◆ **SOURCE RECORDS**
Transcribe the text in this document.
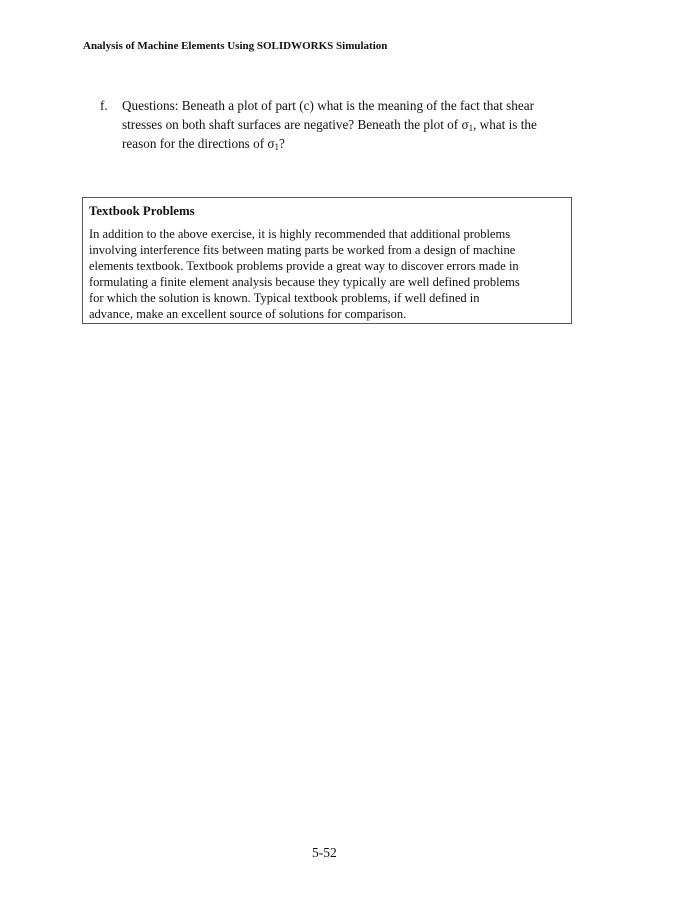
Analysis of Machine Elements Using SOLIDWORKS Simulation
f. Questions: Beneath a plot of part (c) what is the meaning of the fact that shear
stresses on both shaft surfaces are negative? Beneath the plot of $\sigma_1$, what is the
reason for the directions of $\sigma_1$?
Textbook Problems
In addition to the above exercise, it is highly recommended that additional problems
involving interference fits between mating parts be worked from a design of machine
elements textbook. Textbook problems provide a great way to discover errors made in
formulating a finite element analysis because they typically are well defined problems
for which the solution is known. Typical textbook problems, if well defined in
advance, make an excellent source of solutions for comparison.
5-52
...
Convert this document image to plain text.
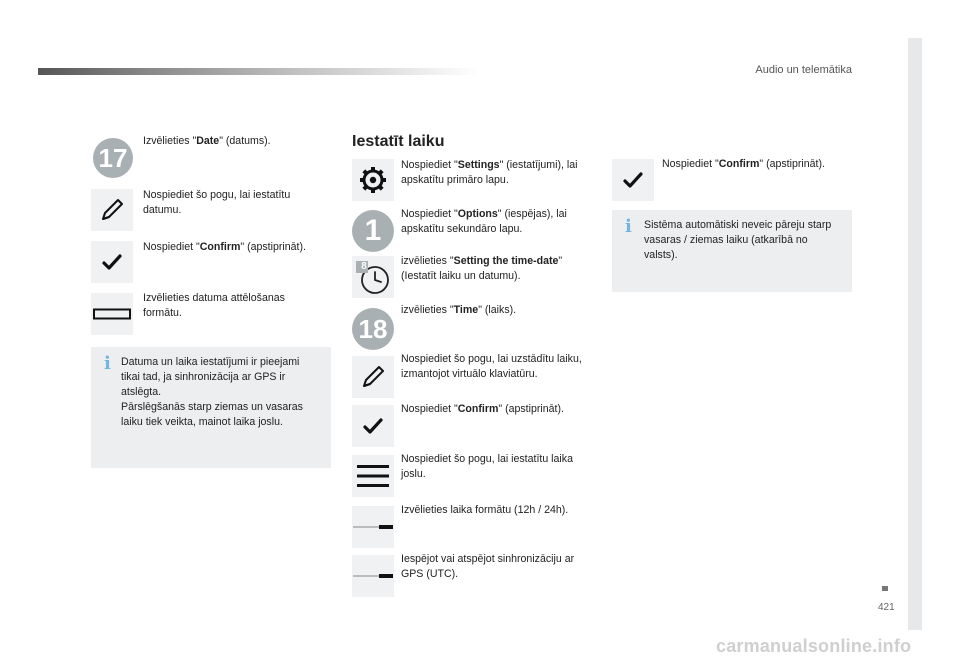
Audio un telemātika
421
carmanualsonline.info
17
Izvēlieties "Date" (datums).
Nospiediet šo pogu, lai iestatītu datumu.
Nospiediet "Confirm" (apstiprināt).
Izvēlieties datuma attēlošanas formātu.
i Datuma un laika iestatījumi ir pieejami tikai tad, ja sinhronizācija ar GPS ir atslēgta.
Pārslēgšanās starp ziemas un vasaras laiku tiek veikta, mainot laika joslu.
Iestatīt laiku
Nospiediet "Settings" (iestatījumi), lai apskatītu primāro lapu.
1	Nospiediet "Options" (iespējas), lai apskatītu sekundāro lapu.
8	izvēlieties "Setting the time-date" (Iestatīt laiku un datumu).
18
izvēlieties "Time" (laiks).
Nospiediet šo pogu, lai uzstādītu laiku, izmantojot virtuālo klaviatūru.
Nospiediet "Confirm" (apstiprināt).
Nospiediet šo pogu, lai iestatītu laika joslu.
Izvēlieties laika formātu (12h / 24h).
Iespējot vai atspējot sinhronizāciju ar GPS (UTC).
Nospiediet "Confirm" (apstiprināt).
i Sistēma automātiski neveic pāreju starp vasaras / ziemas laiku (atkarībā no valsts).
...
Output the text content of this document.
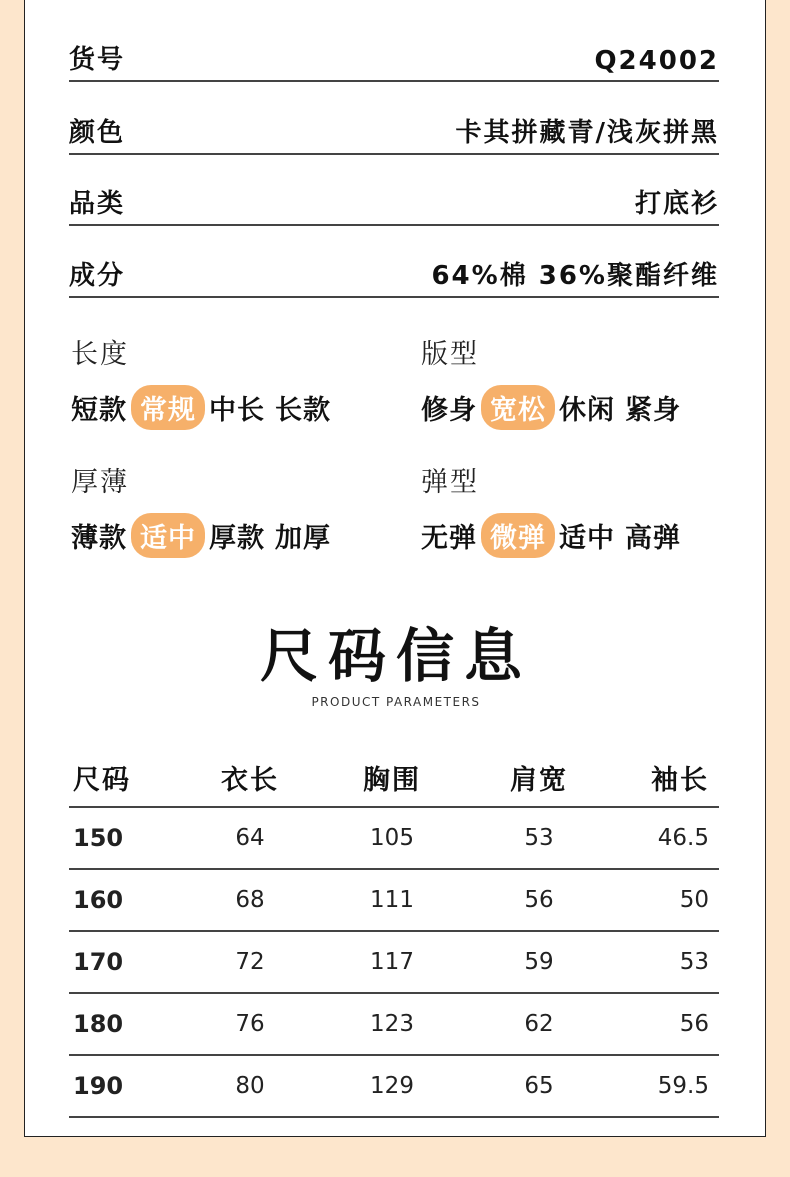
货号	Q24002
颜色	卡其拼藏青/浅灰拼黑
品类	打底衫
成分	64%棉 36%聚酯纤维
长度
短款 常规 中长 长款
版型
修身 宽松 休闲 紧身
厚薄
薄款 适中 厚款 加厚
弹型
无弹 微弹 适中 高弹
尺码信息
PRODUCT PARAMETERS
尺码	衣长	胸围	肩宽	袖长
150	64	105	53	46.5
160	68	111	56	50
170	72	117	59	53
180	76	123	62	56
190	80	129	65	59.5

◆ **OBJECTIVE**
Pull every line containing "Beneath" from the data.

◆ **ANSWER TO THE PROBLEM**
f. Questions: Beneath a plot of part (c) what is the meaning of the fact that shear
stresses on both shaft surfaces are negative? Beneath the plot of $\sigma_1$, what is the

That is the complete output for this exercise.